Extracted data entries
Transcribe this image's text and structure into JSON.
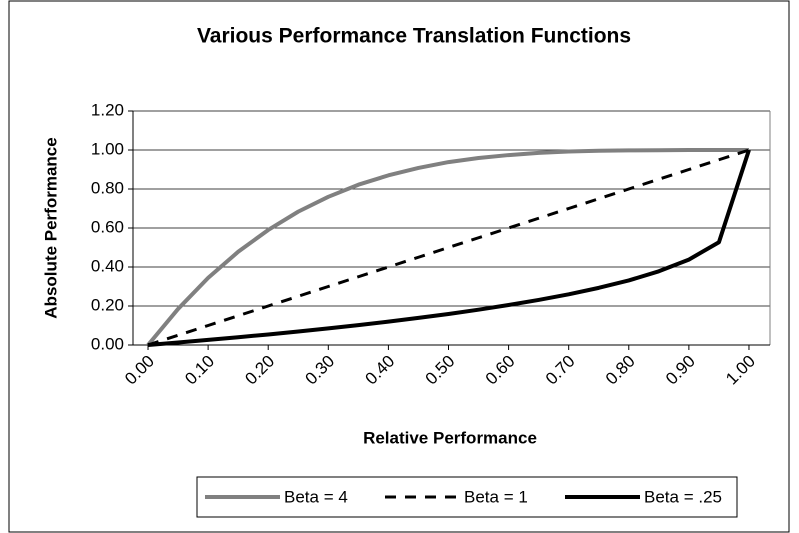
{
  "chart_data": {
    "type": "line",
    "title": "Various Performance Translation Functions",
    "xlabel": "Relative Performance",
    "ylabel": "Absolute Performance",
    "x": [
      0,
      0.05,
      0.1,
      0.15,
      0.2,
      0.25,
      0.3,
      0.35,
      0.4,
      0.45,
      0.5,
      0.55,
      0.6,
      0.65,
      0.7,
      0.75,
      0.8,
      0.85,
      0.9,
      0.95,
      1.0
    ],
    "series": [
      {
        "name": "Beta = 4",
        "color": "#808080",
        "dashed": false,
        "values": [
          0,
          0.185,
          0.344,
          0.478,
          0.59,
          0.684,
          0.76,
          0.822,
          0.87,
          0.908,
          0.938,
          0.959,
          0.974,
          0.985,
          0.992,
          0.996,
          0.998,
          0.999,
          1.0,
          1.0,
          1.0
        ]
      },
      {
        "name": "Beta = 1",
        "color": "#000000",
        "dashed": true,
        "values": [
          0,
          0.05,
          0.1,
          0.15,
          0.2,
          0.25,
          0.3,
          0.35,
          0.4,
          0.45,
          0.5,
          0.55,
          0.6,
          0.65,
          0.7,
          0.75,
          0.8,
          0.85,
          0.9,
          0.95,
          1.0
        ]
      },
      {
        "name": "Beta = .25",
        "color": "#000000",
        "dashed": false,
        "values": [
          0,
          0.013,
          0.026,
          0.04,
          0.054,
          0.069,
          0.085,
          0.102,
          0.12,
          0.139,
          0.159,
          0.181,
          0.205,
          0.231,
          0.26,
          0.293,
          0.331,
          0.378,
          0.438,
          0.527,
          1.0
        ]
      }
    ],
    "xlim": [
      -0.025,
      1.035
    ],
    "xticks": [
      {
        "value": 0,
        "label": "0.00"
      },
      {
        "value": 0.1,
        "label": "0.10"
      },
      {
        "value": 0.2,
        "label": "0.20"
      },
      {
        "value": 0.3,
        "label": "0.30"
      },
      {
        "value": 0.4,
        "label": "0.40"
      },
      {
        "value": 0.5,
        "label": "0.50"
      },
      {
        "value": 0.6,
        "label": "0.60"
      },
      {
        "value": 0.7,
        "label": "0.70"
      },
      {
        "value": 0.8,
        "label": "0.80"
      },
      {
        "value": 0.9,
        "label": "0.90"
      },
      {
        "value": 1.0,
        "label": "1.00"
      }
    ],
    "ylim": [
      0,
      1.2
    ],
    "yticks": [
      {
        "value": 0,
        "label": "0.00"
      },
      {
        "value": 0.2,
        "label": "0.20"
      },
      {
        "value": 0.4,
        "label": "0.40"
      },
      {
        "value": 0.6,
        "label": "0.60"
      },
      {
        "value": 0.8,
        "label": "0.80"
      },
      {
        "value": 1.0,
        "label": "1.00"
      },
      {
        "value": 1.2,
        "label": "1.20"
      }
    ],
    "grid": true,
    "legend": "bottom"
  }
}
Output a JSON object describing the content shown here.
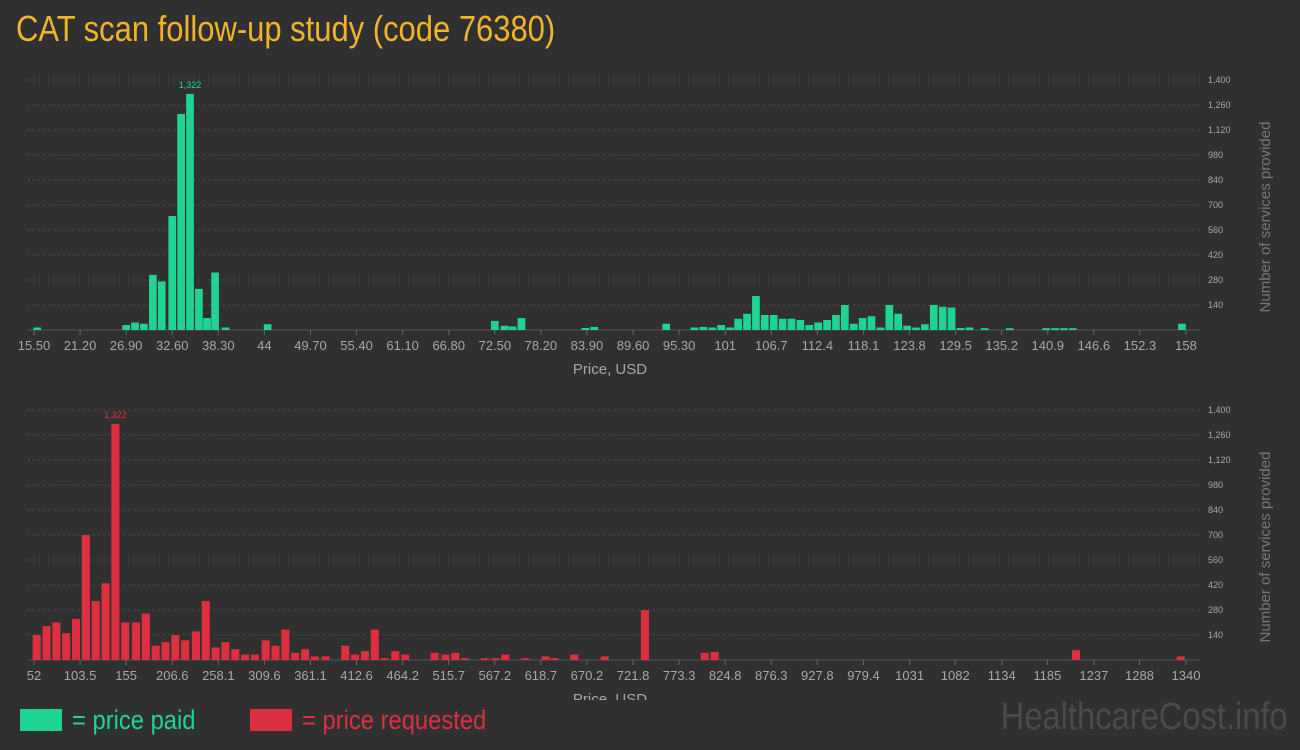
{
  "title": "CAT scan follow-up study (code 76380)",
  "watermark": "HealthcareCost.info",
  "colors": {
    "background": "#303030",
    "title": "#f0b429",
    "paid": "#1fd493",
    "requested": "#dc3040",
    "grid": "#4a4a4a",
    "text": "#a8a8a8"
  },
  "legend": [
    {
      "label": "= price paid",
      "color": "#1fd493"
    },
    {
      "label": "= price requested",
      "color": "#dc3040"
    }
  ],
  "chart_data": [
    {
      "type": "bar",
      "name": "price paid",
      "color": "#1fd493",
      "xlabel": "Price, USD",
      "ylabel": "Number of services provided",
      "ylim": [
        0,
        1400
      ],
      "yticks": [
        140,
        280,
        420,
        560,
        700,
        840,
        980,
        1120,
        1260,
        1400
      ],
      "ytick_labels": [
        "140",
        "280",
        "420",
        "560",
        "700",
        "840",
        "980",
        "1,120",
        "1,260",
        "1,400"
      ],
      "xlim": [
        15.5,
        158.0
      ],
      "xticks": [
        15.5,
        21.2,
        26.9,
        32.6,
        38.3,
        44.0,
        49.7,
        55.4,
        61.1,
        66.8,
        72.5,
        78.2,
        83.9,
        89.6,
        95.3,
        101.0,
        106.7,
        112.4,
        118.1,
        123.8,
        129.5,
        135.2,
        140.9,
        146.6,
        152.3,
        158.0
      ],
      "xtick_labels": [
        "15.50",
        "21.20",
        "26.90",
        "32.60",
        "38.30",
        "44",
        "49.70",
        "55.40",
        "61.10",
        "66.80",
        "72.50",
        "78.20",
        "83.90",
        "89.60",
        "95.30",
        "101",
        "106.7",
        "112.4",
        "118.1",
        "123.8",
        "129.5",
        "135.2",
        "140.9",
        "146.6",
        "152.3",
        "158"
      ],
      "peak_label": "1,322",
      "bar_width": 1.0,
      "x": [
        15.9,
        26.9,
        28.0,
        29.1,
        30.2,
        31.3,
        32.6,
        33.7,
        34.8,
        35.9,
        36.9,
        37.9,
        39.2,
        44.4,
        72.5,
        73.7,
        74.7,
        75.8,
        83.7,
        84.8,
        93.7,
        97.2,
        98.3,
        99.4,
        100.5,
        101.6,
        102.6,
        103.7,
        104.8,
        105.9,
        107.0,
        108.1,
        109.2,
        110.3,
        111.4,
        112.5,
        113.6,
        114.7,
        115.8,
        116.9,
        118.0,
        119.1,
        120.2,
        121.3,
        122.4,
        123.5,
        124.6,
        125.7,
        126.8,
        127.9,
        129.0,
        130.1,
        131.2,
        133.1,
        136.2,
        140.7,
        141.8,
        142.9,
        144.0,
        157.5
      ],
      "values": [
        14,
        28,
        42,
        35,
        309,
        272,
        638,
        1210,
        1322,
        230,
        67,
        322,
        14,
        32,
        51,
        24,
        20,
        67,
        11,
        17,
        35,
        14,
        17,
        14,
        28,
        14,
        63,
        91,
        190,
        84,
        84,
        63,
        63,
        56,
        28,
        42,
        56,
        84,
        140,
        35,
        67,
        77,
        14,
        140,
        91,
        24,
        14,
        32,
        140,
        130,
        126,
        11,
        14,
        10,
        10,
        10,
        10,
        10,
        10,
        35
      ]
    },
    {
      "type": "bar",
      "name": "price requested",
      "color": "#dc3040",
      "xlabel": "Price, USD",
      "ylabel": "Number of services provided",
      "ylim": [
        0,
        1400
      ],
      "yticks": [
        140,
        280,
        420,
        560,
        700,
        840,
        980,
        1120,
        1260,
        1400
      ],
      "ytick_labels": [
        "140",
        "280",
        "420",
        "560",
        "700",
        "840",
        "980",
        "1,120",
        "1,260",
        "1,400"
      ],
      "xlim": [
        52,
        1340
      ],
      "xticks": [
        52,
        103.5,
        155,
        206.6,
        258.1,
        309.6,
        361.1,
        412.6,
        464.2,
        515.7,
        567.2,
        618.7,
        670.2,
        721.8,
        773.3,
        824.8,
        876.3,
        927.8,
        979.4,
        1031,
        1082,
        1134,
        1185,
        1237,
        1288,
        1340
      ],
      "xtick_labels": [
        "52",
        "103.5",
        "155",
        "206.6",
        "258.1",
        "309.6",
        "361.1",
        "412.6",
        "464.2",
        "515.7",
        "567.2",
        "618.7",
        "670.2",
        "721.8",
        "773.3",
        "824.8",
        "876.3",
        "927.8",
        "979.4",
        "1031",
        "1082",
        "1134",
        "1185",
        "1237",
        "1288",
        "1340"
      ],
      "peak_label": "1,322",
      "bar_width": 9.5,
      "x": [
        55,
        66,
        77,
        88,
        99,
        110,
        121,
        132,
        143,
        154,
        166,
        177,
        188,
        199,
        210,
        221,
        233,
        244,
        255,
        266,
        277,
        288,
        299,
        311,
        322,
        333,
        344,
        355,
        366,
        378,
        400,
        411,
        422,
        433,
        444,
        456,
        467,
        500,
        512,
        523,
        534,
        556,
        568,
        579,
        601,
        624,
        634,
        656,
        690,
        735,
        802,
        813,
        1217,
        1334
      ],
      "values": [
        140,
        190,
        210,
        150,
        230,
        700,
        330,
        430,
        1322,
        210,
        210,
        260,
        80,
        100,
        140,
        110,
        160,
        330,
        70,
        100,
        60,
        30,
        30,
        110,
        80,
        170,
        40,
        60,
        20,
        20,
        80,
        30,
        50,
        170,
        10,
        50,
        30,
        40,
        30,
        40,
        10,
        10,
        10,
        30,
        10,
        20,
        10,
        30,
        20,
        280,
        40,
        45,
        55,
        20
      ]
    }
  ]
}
--
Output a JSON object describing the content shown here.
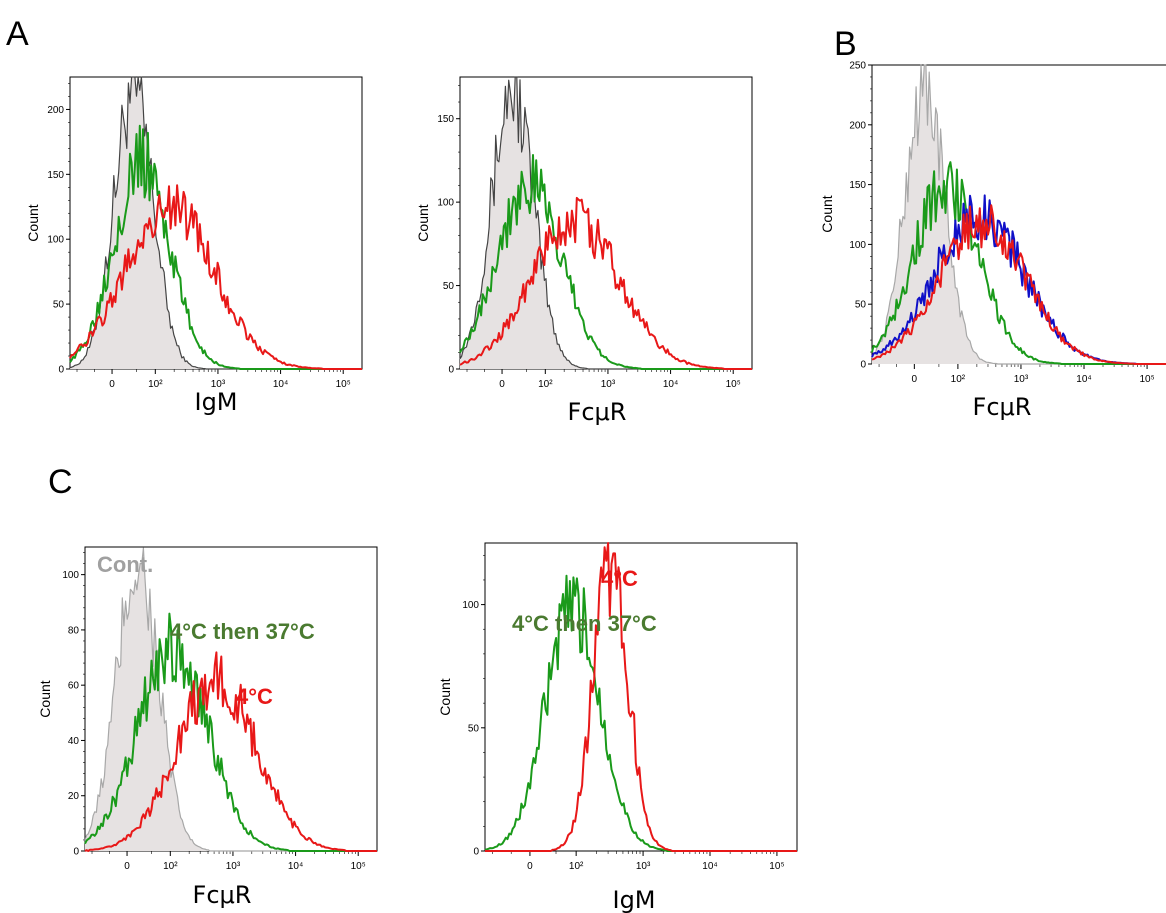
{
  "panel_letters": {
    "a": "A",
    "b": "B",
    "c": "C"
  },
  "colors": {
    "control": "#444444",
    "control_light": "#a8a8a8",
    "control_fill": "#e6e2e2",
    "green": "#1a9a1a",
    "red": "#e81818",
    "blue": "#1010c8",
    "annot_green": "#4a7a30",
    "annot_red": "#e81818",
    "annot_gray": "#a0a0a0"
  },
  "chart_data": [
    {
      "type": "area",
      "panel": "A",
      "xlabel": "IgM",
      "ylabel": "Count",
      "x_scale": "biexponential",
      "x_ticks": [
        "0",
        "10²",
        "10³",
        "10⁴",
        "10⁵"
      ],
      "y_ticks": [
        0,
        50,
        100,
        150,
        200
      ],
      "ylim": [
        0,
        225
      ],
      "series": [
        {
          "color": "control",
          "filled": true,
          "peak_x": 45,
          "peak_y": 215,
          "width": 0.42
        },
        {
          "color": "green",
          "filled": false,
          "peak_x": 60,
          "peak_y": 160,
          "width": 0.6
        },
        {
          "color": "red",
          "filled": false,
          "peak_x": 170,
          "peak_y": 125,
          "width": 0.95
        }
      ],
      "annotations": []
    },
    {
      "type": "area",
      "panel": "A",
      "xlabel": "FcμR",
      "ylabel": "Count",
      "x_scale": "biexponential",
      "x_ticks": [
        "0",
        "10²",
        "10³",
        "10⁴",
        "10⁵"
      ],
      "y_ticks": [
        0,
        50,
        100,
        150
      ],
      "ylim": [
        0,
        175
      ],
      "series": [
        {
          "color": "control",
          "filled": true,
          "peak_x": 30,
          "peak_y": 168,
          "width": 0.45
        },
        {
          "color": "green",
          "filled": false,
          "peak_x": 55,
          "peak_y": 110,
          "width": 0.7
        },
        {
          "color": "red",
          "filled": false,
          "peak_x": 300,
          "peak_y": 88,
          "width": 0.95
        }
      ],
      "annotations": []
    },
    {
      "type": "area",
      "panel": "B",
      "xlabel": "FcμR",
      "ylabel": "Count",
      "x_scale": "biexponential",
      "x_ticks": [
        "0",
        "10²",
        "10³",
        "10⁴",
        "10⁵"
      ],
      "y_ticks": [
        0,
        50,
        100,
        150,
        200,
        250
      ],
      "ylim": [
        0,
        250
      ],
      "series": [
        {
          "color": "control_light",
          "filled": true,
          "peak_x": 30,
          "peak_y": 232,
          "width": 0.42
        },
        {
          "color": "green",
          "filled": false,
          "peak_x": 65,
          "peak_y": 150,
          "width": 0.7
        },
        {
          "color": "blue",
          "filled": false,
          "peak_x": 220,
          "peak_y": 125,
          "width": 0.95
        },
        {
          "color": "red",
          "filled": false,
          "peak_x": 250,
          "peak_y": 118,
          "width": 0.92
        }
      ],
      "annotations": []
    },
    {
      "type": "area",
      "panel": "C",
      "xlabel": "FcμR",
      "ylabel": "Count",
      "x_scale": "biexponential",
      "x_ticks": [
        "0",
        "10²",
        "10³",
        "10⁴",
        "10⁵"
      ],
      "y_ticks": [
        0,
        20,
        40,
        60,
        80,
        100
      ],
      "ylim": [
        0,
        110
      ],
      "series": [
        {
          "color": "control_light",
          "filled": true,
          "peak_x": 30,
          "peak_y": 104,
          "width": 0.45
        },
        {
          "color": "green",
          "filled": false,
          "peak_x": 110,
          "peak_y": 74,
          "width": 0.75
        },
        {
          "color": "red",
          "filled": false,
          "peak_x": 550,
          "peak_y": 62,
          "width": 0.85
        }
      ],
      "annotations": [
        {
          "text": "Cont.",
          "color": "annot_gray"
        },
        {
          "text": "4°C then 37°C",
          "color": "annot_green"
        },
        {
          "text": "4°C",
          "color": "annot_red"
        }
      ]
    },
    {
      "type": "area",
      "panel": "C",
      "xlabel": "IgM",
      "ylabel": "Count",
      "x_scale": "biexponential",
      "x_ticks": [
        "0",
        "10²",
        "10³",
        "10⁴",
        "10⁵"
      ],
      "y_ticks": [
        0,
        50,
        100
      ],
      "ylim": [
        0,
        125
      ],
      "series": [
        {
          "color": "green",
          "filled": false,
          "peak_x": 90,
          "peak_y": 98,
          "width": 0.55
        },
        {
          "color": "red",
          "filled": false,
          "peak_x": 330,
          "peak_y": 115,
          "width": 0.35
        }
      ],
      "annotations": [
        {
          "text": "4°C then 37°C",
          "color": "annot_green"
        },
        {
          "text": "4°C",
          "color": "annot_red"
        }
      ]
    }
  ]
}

WHAT YOU NEED TO DO:
Show each line of the listing that holds the string "paid".

ANSWER IN FULL:
    "paid": "#1fd493",
      "label": "= price paid",
      "name": "price paid",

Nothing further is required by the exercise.